* Stored records *
--- start ---
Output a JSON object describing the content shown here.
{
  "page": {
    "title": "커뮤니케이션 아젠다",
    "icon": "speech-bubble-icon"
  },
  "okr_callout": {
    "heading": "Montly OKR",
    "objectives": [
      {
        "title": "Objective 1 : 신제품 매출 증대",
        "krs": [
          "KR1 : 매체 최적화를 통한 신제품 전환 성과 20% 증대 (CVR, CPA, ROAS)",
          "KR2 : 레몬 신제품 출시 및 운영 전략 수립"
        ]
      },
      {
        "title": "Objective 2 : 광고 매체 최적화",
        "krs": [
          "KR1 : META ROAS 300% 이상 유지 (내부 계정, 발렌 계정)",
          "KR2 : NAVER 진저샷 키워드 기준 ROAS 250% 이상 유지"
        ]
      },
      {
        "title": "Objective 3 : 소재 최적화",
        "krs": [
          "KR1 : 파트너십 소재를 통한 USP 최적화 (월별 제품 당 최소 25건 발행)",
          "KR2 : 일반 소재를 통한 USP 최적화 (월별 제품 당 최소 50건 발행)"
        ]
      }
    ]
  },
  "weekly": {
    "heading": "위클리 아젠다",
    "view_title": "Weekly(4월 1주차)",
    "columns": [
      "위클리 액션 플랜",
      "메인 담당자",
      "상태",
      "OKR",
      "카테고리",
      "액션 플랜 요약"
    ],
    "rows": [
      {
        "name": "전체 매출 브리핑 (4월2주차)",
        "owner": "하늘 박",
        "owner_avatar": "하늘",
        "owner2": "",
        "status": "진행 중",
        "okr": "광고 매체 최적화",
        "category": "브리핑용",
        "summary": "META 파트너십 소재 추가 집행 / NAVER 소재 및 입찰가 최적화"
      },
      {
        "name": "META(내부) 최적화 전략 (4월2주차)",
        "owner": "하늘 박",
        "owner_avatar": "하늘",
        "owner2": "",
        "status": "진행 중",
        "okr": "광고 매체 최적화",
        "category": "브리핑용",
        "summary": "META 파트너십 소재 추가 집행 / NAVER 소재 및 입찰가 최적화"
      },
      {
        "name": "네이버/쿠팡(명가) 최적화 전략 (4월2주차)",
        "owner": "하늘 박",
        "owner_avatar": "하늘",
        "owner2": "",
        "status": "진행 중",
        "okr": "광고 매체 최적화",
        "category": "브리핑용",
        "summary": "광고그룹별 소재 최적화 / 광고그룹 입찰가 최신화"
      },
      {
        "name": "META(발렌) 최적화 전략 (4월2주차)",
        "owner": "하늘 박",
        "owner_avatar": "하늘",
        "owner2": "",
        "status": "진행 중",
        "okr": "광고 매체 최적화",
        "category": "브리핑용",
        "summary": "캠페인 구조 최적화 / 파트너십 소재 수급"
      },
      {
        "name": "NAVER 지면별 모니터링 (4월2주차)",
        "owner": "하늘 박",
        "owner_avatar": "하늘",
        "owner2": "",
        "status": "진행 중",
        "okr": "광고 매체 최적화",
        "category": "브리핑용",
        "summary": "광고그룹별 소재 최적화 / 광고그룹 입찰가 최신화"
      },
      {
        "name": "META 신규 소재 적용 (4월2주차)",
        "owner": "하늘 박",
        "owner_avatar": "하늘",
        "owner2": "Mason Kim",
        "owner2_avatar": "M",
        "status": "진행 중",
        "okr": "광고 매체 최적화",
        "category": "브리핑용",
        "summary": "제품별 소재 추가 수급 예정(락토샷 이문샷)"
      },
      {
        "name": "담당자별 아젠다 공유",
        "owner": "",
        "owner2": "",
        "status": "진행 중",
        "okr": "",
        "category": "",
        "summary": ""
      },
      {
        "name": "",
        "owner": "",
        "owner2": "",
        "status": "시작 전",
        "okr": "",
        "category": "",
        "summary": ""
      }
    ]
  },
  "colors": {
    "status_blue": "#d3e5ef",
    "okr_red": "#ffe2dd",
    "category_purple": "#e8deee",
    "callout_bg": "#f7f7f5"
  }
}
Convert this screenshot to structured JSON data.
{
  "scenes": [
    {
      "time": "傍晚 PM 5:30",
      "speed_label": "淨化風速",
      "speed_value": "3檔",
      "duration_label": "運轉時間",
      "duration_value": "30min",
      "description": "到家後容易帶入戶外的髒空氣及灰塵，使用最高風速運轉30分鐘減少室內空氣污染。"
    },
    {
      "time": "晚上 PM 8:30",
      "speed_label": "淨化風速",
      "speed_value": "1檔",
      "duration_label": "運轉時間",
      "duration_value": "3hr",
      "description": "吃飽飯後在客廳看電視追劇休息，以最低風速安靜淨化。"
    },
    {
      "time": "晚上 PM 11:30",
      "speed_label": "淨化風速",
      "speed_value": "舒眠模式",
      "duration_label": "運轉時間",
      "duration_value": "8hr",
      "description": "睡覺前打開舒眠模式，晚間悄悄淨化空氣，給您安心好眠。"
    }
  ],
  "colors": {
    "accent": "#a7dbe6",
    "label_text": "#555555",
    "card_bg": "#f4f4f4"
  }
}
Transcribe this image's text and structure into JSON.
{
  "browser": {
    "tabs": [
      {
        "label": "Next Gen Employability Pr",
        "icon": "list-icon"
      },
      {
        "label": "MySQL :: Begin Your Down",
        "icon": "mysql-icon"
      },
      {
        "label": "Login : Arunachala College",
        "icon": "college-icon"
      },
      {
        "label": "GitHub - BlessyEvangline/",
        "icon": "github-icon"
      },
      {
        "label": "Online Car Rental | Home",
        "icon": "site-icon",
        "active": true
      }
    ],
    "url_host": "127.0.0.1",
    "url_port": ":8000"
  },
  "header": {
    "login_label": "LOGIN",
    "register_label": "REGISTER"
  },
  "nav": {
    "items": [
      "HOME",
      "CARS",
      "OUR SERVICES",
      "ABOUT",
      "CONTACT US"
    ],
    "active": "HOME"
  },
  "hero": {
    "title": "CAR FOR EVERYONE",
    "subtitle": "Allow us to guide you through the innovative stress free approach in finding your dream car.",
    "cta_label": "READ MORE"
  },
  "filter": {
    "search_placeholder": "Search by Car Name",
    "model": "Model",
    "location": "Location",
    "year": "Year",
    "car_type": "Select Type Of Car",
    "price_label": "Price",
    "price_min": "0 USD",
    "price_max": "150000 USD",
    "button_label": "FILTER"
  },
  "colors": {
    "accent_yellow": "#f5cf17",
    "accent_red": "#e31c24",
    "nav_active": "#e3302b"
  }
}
--- end ---
* Requirements *
Go through the entries above and pull out each line with "NAVER" in it.

* The result *
          "KR2 : NAVER 진저샷 키워드 기준 ROAS 250% 이상 유지"
        "summary": "META 파트너십 소재 추가 집행 / NAVER 소재 및 입찰가 최적화"
        "summary": "META 파트너십 소재 추가 집행 / NAVER 소재 및 입찰가 최적화"
        "name": "NAVER 지면별 모니터링 (4월2주차)",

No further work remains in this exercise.